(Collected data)
## Begin
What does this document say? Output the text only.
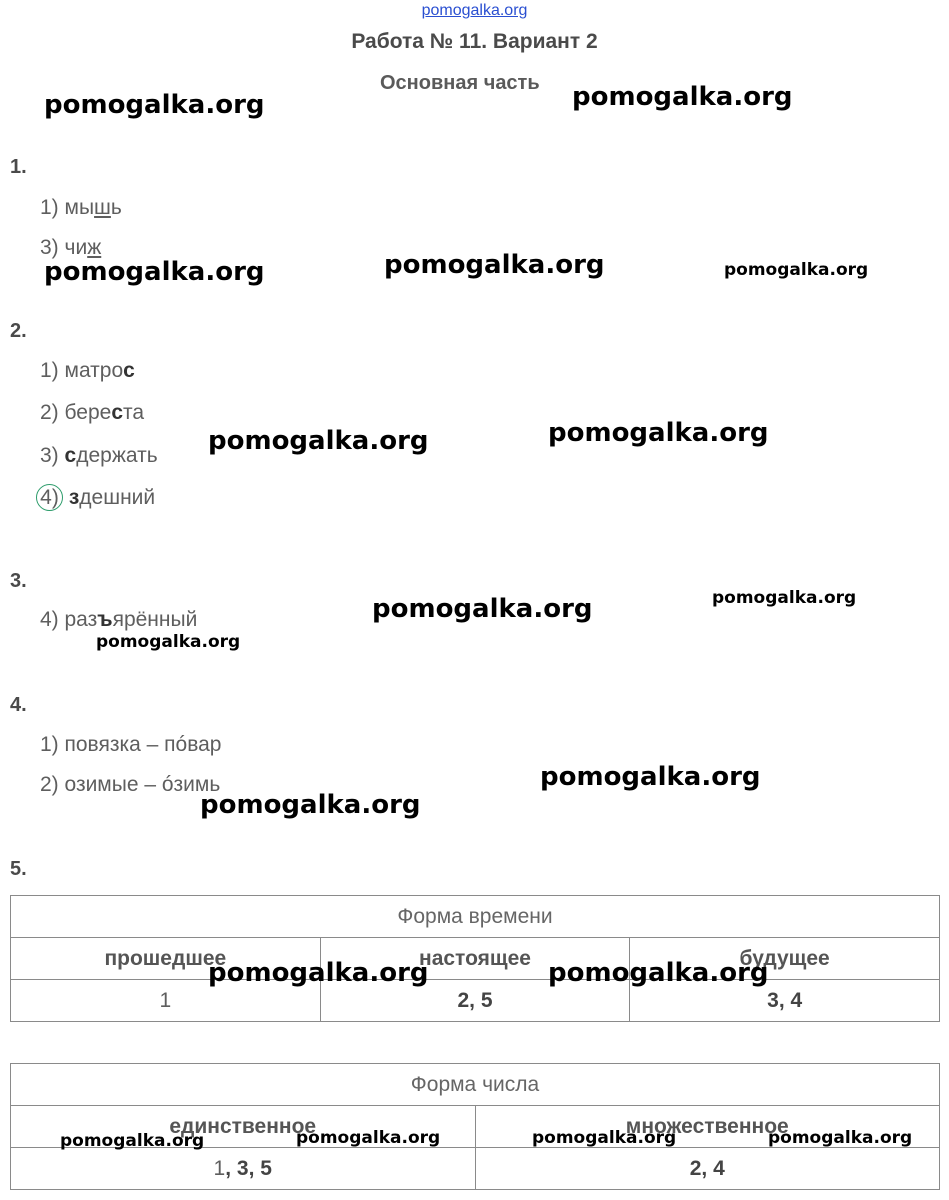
pomogalka.org
Работа № 11. Вариант 2
Основная часть
1.
1) мышь
3) чиж
2.
1) матрос
2) береста
3) сдержать
4) здешний
3.
4) разъярённый
4.
1) повязка – пóвар
2) озимые – óзимь
5.
Форма времени		
прошедшее	настоящее	будущее
1	2, 5	3, 4
Форма числа	
единственное	множественное
1, 3, 5	2, 4
pomogalka.org	pomogalka.org
pomogalka.org	pomogalka.org	pomogalka.org
pomogalka.org	pomogalka.org
pomogalka.org	pomogalka.org
pomogalka.org
pomogalka.org
pomogalka.org
pomogalka.org	pomogalka.org
pomogalka.org	pomogalka.org	pomogalka.org	pomogalka.org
## End
Work required →
Leave the pictures out and print the records above exactly as they stand.

Result →
What does this document say? Output the text only.
pomogalka.org
Работа № 11. Вариант 2
Основная часть
1.
1) мышь
3) чиж
2.
1) матрос
2) береста
3) сдержать
4) здешний
3.
4) разъярённый
4.
1) повязка – пóвар
2) озимые – óзимь
5.
Форма времени		
прошедшее	настоящее	будущее
1	2, 5	3, 4
Форма числа	
единственное	множественное
1, 3, 5	2, 4
pomogalka.org	pomogalka.org
pomogalka.org	pomogalka.org	pomogalka.org
pomogalka.org	pomogalka.org
pomogalka.org	pomogalka.org
pomogalka.org
pomogalka.org
pomogalka.org
pomogalka.org	pomogalka.org
pomogalka.org	pomogalka.org	pomogalka.org	pomogalka.org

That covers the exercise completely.